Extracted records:
_ _ _

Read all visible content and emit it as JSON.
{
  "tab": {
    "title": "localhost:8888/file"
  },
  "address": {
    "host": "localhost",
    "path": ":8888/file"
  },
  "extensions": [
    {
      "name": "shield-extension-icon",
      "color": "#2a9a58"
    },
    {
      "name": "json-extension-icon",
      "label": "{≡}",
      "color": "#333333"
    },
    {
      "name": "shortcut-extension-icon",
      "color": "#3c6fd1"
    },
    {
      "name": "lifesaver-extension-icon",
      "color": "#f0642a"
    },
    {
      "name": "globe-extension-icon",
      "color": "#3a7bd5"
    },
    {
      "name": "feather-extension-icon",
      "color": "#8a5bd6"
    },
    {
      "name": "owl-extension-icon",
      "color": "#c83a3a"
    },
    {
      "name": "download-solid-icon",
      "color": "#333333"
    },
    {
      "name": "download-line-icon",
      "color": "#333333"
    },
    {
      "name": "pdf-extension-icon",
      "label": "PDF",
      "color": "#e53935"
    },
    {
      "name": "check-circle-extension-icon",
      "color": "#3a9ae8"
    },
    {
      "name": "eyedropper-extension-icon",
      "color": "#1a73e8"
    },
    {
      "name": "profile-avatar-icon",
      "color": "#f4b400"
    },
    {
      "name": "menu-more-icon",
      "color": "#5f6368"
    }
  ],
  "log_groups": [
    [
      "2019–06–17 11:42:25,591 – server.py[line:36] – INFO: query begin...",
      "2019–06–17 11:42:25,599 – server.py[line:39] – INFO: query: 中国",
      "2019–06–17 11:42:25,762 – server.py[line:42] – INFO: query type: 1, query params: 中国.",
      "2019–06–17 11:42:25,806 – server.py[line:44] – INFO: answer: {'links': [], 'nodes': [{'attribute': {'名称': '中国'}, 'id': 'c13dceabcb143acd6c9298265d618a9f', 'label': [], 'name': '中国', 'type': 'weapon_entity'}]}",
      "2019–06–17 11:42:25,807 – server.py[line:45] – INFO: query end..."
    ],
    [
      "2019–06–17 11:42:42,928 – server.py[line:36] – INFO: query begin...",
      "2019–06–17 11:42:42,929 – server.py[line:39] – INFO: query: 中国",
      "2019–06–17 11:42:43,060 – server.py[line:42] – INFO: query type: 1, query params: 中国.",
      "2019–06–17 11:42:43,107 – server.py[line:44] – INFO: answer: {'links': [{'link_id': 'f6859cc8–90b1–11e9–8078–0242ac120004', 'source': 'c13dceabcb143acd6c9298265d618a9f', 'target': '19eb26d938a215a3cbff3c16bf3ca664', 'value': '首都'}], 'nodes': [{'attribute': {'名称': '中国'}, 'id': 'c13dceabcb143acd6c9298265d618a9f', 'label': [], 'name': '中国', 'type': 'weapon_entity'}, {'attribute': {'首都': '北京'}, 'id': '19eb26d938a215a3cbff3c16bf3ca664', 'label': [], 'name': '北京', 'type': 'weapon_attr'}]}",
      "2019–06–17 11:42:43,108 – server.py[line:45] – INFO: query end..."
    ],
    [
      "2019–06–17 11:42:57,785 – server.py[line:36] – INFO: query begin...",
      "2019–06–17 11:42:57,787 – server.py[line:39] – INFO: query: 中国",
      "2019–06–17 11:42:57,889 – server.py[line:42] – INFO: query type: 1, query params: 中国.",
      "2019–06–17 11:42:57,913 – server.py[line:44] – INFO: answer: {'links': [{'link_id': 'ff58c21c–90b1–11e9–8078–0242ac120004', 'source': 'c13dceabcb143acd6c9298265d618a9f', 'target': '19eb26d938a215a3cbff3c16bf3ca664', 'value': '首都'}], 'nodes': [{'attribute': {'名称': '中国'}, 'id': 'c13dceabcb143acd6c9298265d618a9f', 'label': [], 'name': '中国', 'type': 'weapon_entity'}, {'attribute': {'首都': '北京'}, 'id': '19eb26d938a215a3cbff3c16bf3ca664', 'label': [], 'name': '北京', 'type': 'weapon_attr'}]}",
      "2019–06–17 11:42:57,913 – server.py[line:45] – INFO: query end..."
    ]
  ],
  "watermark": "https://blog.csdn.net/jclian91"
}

_ _ _

▸ **Short exercise**
Write out all the entries exactly.

▸ **Result for this exercise**
Read all visible content and emit it as JSON.
{
  "tab": {
    "title": "localhost:8888/file"
  },
  "address": {
    "host": "localhost",
    "path": ":8888/file"
  },
  "extensions": [
    {
      "name": "shield-extension-icon",
      "color": "#2a9a58"
    },
    {
      "name": "json-extension-icon",
      "label": "{≡}",
      "color": "#333333"
    },
    {
      "name": "shortcut-extension-icon",
      "color": "#3c6fd1"
    },
    {
      "name": "lifesaver-extension-icon",
      "color": "#f0642a"
    },
    {
      "name": "globe-extension-icon",
      "color": "#3a7bd5"
    },
    {
      "name": "feather-extension-icon",
      "color": "#8a5bd6"
    },
    {
      "name": "owl-extension-icon",
      "color": "#c83a3a"
    },
    {
      "name": "download-solid-icon",
      "color": "#333333"
    },
    {
      "name": "download-line-icon",
      "color": "#333333"
    },
    {
      "name": "pdf-extension-icon",
      "label": "PDF",
      "color": "#e53935"
    },
    {
      "name": "check-circle-extension-icon",
      "color": "#3a9ae8"
    },
    {
      "name": "eyedropper-extension-icon",
      "color": "#1a73e8"
    },
    {
      "name": "profile-avatar-icon",
      "color": "#f4b400"
    },
    {
      "name": "menu-more-icon",
      "color": "#5f6368"
    }
  ],
  "log_groups": [
    [
      "2019–06–17 11:42:25,591 – server.py[line:36] – INFO: query begin...",
      "2019–06–17 11:42:25,599 – server.py[line:39] – INFO: query: 中国",
      "2019–06–17 11:42:25,762 – server.py[line:42] – INFO: query type: 1, query params: 中国.",
      "2019–06–17 11:42:25,806 – server.py[line:44] – INFO: answer: {'links': [], 'nodes': [{'attribute': {'名称': '中国'}, 'id': 'c13dceabcb143acd6c9298265d618a9f', 'label': [], 'name': '中国', 'type': 'weapon_entity'}]}",
      "2019–06–17 11:42:25,807 – server.py[line:45] – INFO: query end..."
    ],
    [
      "2019–06–17 11:42:42,928 – server.py[line:36] – INFO: query begin...",
      "2019–06–17 11:42:42,929 – server.py[line:39] – INFO: query: 中国",
      "2019–06–17 11:42:43,060 – server.py[line:42] – INFO: query type: 1, query params: 中国.",
      "2019–06–17 11:42:43,107 – server.py[line:44] – INFO: answer: {'links': [{'link_id': 'f6859cc8–90b1–11e9–8078–0242ac120004', 'source': 'c13dceabcb143acd6c9298265d618a9f', 'target': '19eb26d938a215a3cbff3c16bf3ca664', 'value': '首都'}], 'nodes': [{'attribute': {'名称': '中国'}, 'id': 'c13dceabcb143acd6c9298265d618a9f', 'label': [], 'name': '中国', 'type': 'weapon_entity'}, {'attribute': {'首都': '北京'}, 'id': '19eb26d938a215a3cbff3c16bf3ca664', 'label': [], 'name': '北京', 'type': 'weapon_attr'}]}",
      "2019–06–17 11:42:43,108 – server.py[line:45] – INFO: query end..."
    ],
    [
      "2019–06–17 11:42:57,785 – server.py[line:36] – INFO: query begin...",
      "2019–06–17 11:42:57,787 – server.py[line:39] – INFO: query: 中国",
      "2019–06–17 11:42:57,889 – server.py[line:42] – INFO: query type: 1, query params: 中国.",
      "2019–06–17 11:42:57,913 – server.py[line:44] – INFO: answer: {'links': [{'link_id': 'ff58c21c–90b1–11e9–8078–0242ac120004', 'source': 'c13dceabcb143acd6c9298265d618a9f', 'target': '19eb26d938a215a3cbff3c16bf3ca664', 'value': '首都'}], 'nodes': [{'attribute': {'名称': '中国'}, 'id': 'c13dceabcb143acd6c9298265d618a9f', 'label': [], 'name': '中国', 'type': 'weapon_entity'}, {'attribute': {'首都': '北京'}, 'id': '19eb26d938a215a3cbff3c16bf3ca664', 'label': [], 'name': '北京', 'type': 'weapon_attr'}]}",
      "2019–06–17 11:42:57,913 – server.py[line:45] – INFO: query end..."
    ]
  ],
  "watermark": "https://blog.csdn.net/jclian91"
}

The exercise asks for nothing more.